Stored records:
⟨
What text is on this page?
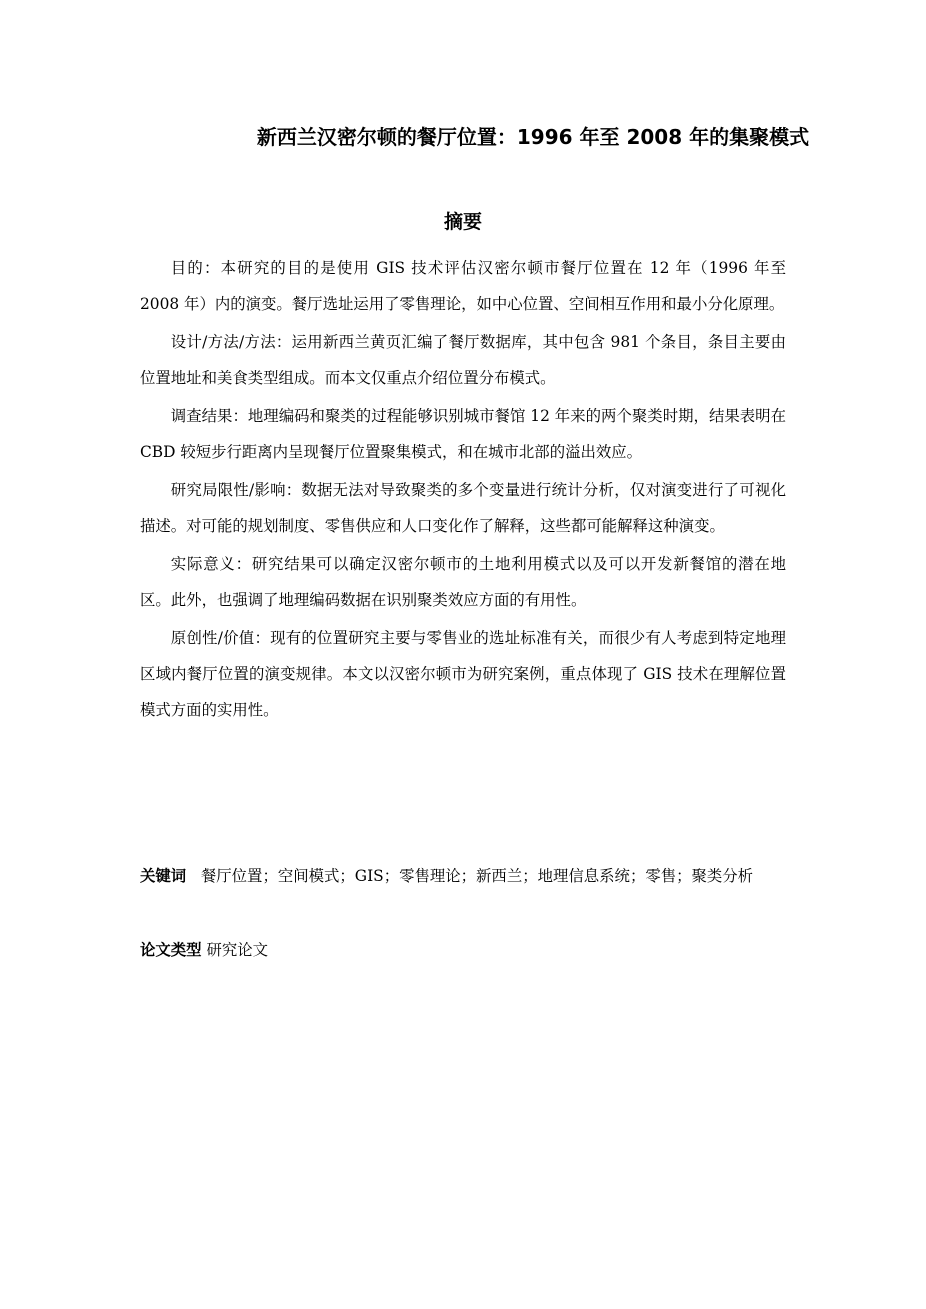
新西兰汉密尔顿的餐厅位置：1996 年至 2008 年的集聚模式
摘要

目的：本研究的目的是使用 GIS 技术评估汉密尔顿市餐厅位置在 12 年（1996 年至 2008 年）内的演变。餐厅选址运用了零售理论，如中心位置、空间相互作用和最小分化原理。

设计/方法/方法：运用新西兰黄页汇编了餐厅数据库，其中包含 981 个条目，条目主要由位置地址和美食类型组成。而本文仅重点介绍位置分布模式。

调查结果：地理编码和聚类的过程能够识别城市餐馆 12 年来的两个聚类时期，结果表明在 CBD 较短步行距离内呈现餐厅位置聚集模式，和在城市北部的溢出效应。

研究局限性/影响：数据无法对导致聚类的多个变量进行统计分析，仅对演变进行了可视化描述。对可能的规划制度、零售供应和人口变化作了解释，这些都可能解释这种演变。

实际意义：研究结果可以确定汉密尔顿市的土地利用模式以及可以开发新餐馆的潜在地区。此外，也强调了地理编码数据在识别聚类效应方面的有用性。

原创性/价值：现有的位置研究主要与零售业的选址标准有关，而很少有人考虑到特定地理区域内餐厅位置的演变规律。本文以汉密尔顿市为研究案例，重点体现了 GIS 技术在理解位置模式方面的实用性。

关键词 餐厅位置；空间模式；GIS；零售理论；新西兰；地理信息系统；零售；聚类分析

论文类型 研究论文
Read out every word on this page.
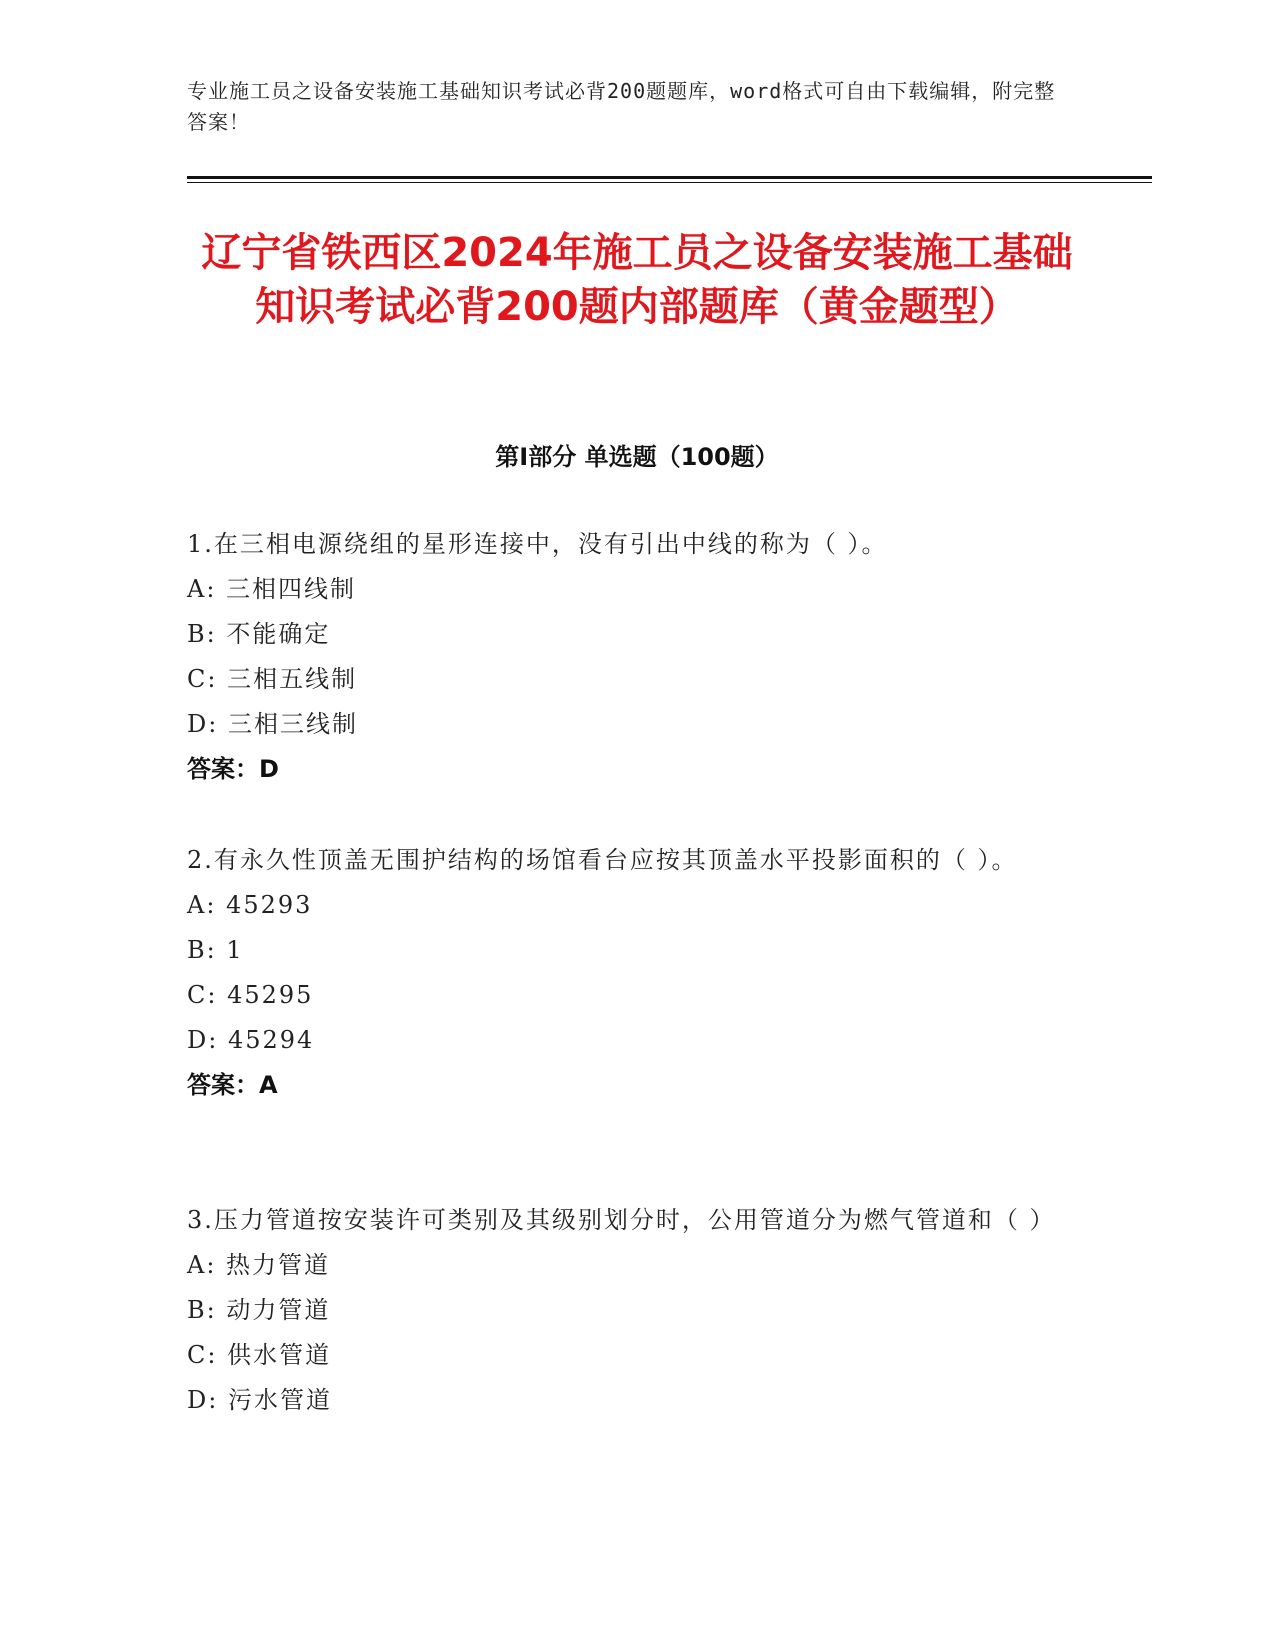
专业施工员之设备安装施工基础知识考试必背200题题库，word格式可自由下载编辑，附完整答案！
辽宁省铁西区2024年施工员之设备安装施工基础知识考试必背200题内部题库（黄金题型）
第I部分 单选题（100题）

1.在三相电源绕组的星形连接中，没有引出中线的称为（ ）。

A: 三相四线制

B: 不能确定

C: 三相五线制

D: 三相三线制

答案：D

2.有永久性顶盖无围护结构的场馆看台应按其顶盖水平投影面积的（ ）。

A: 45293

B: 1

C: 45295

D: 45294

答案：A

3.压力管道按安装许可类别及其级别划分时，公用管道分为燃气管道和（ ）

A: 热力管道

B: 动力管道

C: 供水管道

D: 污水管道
⟩
▶ What you are asked to do: Output the data above without changes, apart from leaving out the pictures.

▶ Worked answer:
What text is on this page?
新西兰汉密尔顿的餐厅位置：1996 年至 2008 年的集聚模式
摘要

目的：本研究的目的是使用 GIS 技术评估汉密尔顿市餐厅位置在 12 年（1996 年至 2008 年）内的演变。餐厅选址运用了零售理论，如中心位置、空间相互作用和最小分化原理。

设计/方法/方法：运用新西兰黄页汇编了餐厅数据库，其中包含 981 个条目，条目主要由位置地址和美食类型组成。而本文仅重点介绍位置分布模式。

调查结果：地理编码和聚类的过程能够识别城市餐馆 12 年来的两个聚类时期，结果表明在 CBD 较短步行距离内呈现餐厅位置聚集模式，和在城市北部的溢出效应。

研究局限性/影响：数据无法对导致聚类的多个变量进行统计分析，仅对演变进行了可视化描述。对可能的规划制度、零售供应和人口变化作了解释，这些都可能解释这种演变。

实际意义：研究结果可以确定汉密尔顿市的土地利用模式以及可以开发新餐馆的潜在地区。此外，也强调了地理编码数据在识别聚类效应方面的有用性。

原创性/价值：现有的位置研究主要与零售业的选址标准有关，而很少有人考虑到特定地理区域内餐厅位置的演变规律。本文以汉密尔顿市为研究案例，重点体现了 GIS 技术在理解位置模式方面的实用性。

关键词 餐厅位置；空间模式；GIS；零售理论；新西兰；地理信息系统；零售；聚类分析

论文类型 研究论文
Read out every word on this page.
专业施工员之设备安装施工基础知识考试必背200题题库，word格式可自由下载编辑，附完整答案！
辽宁省铁西区2024年施工员之设备安装施工基础知识考试必背200题内部题库（黄金题型）
第I部分 单选题（100题）

1.在三相电源绕组的星形连接中，没有引出中线的称为（ ）。

A: 三相四线制

B: 不能确定

C: 三相五线制

D: 三相三线制

答案：D

2.有永久性顶盖无围护结构的场馆看台应按其顶盖水平投影面积的（ ）。

A: 45293

B: 1

C: 45295

D: 45294

答案：A

3.压力管道按安装许可类别及其级别划分时，公用管道分为燃气管道和（ ）

A: 热力管道

B: 动力管道

C: 供水管道

D: 污水管道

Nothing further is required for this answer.